Stored entries:
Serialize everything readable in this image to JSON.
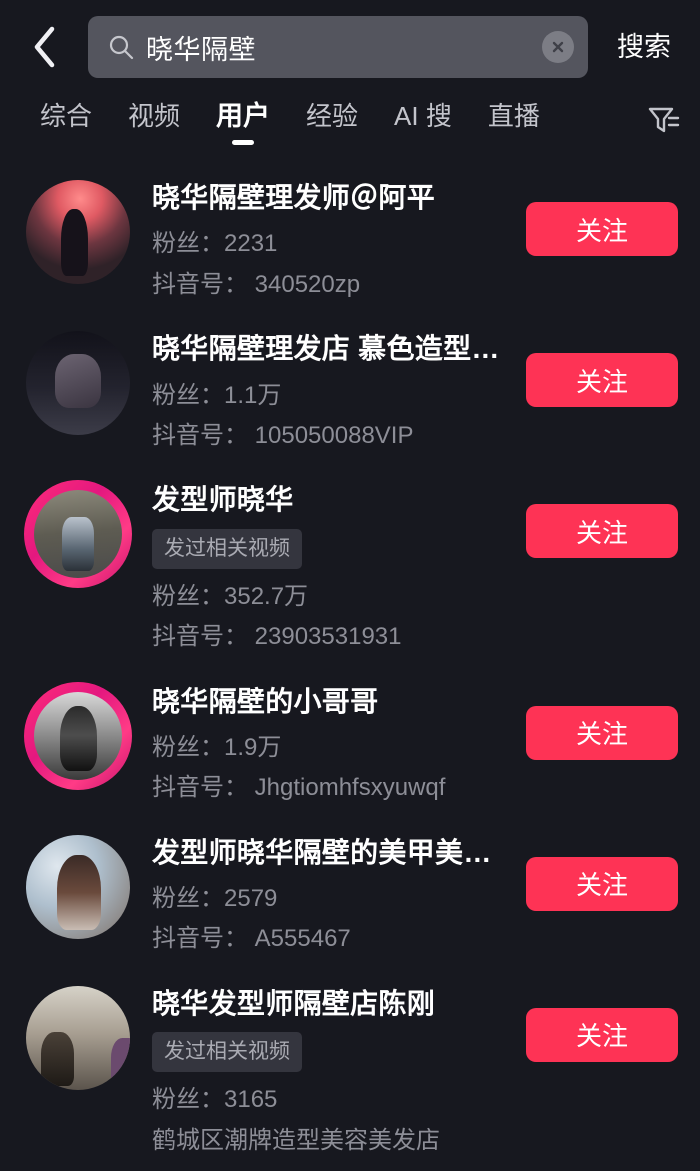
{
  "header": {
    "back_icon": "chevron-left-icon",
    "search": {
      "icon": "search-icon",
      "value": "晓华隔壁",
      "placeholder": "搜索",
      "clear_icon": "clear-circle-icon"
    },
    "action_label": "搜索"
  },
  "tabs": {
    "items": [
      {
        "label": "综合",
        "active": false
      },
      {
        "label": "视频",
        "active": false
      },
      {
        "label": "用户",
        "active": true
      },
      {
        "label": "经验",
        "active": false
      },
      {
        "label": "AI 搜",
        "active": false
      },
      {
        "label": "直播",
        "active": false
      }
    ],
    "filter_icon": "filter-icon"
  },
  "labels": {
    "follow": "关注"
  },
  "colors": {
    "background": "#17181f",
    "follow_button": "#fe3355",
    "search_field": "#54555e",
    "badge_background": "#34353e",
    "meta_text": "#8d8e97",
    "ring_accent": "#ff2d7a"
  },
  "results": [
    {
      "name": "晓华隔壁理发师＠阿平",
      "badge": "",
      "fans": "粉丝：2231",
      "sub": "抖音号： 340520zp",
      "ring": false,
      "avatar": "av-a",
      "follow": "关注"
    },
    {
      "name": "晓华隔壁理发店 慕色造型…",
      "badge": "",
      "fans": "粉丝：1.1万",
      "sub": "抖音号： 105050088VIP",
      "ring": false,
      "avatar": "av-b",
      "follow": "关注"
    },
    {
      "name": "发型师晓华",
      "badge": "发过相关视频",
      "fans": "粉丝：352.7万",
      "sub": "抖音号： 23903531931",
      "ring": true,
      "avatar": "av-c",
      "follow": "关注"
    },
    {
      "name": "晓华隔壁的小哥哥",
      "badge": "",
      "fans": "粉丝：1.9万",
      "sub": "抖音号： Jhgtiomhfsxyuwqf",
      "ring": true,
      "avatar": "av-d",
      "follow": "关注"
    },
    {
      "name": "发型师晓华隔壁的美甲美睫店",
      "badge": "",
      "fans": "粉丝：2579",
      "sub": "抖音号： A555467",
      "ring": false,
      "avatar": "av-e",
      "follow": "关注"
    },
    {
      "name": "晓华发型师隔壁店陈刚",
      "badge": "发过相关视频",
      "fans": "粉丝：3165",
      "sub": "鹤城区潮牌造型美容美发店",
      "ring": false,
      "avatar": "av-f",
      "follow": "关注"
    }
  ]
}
* * *
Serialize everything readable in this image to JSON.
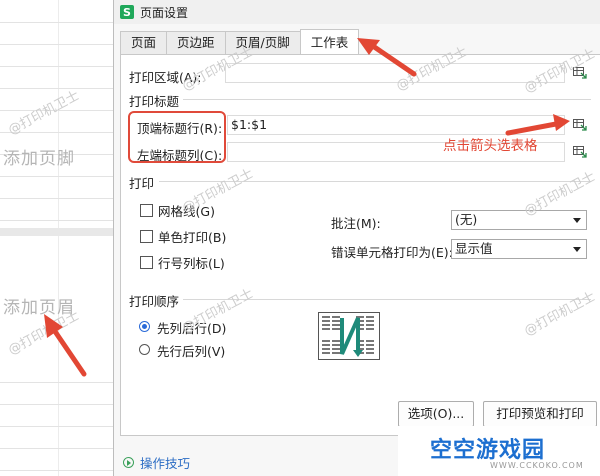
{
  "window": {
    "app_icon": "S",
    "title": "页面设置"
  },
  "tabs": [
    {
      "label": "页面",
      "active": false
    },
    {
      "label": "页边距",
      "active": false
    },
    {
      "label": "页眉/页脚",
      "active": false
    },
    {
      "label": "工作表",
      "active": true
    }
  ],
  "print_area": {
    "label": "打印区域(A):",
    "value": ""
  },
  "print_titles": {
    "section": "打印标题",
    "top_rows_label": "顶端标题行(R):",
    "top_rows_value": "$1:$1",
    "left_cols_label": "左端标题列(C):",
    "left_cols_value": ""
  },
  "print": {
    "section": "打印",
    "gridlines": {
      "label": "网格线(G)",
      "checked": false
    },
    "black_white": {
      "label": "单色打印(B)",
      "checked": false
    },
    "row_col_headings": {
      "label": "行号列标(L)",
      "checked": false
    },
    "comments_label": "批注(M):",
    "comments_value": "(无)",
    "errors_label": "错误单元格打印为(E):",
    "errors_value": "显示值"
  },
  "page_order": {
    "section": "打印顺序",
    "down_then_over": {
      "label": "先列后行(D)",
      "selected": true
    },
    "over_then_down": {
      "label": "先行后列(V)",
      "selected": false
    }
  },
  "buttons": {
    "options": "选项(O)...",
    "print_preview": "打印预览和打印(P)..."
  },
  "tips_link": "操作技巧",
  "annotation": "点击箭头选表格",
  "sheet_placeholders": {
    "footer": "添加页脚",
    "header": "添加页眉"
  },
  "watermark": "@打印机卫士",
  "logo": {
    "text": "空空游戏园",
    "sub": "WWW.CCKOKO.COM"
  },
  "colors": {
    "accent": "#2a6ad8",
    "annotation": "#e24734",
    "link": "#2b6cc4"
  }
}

WORK TO BE COMPLETED =>
Copy all lines of the listing above that contain the string "true".

PROBLEM SOLUTION =>
        "active": true
      "ring": true,
      "ring": true,
      "active": true
      "selected": true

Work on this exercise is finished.